WORK INSTRUCTION: This task calls for copying every line of the records that includes the word "Schmedes".

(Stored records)
━━━━━━━━━━━━━━━━
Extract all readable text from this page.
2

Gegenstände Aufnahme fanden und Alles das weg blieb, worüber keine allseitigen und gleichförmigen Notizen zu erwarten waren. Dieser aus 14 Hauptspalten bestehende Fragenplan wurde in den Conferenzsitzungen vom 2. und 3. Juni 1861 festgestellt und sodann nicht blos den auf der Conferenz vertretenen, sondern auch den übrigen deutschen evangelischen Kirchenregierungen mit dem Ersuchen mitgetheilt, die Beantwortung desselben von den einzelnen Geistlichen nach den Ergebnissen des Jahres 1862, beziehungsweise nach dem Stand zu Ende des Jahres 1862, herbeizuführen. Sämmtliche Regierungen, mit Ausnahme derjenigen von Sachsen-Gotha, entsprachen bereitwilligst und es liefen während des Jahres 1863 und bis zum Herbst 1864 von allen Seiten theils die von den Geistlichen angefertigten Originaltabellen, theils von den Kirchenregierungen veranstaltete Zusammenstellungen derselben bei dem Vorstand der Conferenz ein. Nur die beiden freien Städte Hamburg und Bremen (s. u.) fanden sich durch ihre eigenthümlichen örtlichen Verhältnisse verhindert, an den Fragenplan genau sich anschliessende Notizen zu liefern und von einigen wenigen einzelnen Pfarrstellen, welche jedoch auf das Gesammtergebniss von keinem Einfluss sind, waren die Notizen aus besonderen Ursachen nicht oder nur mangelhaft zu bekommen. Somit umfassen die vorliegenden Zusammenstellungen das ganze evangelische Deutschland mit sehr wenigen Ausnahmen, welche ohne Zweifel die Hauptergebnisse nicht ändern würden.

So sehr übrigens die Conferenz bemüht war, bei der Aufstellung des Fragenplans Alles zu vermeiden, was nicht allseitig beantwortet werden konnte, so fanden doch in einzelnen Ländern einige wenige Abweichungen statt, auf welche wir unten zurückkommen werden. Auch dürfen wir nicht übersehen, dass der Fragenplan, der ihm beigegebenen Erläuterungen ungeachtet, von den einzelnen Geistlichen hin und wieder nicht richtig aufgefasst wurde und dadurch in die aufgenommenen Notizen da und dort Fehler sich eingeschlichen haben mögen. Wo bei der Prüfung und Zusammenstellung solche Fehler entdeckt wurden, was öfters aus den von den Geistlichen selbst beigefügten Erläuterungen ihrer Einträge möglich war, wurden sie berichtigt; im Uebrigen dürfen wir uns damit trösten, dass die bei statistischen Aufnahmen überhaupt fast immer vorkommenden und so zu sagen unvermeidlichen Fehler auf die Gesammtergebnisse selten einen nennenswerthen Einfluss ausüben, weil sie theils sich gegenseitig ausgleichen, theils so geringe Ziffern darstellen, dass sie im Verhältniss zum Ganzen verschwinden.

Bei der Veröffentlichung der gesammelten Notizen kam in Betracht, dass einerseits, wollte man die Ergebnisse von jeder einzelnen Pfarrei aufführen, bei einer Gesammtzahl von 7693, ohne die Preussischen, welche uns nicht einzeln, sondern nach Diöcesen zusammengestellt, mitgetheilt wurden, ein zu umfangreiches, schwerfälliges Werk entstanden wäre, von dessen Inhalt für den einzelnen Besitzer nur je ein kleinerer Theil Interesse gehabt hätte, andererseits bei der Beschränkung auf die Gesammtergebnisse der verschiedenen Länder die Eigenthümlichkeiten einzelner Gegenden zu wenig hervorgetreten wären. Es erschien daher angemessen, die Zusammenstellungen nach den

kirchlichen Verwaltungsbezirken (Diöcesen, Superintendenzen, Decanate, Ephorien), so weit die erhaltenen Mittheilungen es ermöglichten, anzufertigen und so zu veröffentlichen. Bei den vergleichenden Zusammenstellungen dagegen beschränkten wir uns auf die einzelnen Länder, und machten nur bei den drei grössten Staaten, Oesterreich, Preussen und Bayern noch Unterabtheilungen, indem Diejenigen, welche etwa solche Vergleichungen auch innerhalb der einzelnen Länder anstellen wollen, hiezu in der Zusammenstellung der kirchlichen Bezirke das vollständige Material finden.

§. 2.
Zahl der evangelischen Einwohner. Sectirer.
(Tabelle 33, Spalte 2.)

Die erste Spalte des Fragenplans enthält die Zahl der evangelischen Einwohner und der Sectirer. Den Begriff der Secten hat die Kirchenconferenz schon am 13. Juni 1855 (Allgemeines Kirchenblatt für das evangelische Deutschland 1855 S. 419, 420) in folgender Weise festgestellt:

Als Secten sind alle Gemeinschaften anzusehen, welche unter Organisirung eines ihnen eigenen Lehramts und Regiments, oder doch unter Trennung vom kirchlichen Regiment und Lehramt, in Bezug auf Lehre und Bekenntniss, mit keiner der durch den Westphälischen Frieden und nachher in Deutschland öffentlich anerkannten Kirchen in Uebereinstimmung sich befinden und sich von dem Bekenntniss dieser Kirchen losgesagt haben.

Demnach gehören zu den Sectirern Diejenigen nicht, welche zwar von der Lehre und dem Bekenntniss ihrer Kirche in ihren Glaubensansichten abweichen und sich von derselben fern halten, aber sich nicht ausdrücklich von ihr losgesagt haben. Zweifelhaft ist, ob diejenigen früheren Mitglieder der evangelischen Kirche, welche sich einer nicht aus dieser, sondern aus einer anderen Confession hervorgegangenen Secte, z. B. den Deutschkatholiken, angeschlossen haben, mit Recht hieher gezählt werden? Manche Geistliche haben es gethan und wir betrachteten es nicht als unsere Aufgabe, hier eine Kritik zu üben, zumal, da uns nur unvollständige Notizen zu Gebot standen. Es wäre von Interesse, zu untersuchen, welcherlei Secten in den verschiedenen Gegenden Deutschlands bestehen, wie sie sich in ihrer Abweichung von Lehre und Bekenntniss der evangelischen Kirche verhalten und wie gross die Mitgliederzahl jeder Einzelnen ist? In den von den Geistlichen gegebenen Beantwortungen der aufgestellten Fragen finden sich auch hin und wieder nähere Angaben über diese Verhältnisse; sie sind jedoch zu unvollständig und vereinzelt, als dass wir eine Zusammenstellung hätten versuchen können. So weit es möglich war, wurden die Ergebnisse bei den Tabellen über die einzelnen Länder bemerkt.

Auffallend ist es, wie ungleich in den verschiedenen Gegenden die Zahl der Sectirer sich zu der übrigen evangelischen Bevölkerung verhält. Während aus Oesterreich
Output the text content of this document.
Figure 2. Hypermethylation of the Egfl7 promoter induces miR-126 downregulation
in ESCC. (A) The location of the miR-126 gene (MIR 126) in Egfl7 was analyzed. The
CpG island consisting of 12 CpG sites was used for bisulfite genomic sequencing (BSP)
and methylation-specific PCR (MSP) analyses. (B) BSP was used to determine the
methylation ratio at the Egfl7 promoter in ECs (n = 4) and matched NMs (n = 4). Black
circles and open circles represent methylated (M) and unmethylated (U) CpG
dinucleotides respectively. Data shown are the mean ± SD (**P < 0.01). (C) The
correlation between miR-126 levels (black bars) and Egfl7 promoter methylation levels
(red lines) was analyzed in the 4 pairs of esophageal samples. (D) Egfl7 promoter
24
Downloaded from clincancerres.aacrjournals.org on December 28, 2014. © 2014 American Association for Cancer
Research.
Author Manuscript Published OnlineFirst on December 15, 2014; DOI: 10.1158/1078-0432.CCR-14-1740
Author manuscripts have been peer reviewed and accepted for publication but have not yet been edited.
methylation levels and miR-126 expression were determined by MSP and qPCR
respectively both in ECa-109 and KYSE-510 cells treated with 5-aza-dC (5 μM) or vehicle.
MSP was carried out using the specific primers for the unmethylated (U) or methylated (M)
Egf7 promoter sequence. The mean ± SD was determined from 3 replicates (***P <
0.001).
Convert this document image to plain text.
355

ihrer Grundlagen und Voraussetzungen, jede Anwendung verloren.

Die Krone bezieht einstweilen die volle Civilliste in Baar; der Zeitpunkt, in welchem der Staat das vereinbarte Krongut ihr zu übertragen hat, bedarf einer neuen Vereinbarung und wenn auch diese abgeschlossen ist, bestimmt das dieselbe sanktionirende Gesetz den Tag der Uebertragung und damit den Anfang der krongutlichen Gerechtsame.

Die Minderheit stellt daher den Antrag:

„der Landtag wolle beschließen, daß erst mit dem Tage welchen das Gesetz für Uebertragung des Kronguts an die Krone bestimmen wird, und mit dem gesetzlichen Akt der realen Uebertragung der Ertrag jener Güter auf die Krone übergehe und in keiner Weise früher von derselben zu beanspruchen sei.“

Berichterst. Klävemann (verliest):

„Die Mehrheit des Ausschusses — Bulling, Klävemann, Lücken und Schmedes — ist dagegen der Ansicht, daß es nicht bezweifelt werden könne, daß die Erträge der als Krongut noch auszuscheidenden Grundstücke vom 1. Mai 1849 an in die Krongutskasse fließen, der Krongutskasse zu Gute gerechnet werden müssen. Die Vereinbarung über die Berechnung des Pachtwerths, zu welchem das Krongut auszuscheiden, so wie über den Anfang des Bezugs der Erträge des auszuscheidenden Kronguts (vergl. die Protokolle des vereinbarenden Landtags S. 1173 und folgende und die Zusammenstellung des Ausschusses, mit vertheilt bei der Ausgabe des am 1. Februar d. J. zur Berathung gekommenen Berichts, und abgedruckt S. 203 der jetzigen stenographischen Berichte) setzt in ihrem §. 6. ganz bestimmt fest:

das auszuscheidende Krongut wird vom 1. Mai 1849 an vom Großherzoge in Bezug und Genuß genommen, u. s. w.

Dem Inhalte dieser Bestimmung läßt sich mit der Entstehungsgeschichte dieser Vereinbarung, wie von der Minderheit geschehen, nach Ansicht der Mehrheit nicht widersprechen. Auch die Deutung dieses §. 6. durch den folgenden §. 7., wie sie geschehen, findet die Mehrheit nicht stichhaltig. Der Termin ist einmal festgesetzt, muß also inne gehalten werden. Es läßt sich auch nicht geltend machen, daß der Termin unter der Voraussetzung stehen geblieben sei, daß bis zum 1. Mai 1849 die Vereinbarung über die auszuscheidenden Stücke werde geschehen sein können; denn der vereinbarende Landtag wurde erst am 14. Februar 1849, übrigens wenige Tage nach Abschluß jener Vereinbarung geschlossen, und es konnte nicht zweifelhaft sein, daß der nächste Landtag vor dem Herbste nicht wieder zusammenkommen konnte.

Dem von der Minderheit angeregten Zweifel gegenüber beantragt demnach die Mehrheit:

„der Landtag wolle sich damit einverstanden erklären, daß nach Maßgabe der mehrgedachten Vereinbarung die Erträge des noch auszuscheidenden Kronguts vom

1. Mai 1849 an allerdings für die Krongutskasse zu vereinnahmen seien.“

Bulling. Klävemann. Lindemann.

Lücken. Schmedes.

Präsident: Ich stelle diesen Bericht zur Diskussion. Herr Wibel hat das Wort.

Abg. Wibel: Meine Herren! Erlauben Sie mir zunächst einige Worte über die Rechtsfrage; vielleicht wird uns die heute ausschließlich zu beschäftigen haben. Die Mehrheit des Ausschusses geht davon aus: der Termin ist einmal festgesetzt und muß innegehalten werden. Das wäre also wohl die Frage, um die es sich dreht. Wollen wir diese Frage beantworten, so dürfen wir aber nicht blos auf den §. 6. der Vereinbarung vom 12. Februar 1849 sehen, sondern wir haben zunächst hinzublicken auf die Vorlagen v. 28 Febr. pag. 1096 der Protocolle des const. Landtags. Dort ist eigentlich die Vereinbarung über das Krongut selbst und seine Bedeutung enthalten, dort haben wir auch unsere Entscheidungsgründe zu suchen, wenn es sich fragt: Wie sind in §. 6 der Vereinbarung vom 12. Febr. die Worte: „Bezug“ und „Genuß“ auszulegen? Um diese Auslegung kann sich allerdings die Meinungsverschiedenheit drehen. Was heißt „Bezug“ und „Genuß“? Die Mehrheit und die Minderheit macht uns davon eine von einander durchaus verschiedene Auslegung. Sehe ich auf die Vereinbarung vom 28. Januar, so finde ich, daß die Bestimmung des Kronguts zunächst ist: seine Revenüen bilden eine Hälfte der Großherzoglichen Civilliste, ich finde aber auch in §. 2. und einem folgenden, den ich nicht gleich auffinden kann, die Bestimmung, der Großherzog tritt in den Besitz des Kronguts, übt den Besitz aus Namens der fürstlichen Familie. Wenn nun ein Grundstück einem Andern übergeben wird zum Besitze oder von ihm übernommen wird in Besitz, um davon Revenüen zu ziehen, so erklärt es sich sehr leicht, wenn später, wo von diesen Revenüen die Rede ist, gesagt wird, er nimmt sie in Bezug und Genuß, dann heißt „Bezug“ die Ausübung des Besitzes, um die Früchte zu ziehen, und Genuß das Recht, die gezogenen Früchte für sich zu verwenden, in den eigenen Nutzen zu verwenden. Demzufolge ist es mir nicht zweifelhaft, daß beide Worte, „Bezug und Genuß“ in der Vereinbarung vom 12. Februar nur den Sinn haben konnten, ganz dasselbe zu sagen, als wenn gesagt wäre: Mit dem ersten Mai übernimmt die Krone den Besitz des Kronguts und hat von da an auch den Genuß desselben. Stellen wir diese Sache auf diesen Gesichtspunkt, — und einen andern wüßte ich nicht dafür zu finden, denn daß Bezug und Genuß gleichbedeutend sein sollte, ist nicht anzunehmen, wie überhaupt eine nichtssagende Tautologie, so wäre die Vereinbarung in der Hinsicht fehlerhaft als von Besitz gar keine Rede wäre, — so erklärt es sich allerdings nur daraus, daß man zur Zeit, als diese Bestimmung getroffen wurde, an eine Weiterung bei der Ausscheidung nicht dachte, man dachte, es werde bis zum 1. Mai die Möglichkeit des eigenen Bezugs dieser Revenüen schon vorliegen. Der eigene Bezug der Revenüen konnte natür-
━━━━━━━━━━━━━━━━
TASK RESPONSE:
„Die Mehrheit des Ausschusses — Bulling, Klävemann, Lücken und Schmedes — ist dagegen der Ansicht, daß es nicht bezweifelt werden könne, daß die Erträge der als Krongut noch auszuscheidenden Grundstücke vom 1. Mai 1849 an in die Krongutskasse fließen, der Krongutskasse zu Gute gerechnet werden müssen. Die Vereinbarung über die Berechnung des Pachtwerths, zu welchem das Krongut auszuscheiden, so wie über den Anfang des Bezugs der Erträge des auszuscheidenden Kronguts (vergl. die Protokolle des vereinbarenden Landtags S. 1173 und folgende und die Zusammenstellung des Ausschusses, mit vertheilt bei der Ausgabe des am 1. Februar d. J. zur Berathung gekommenen Berichts, und abgedruckt S. 203 der jetzigen stenographischen Berichte) setzt in ihrem §. 6. ganz bestimmt fest:
Lücken. Schmedes.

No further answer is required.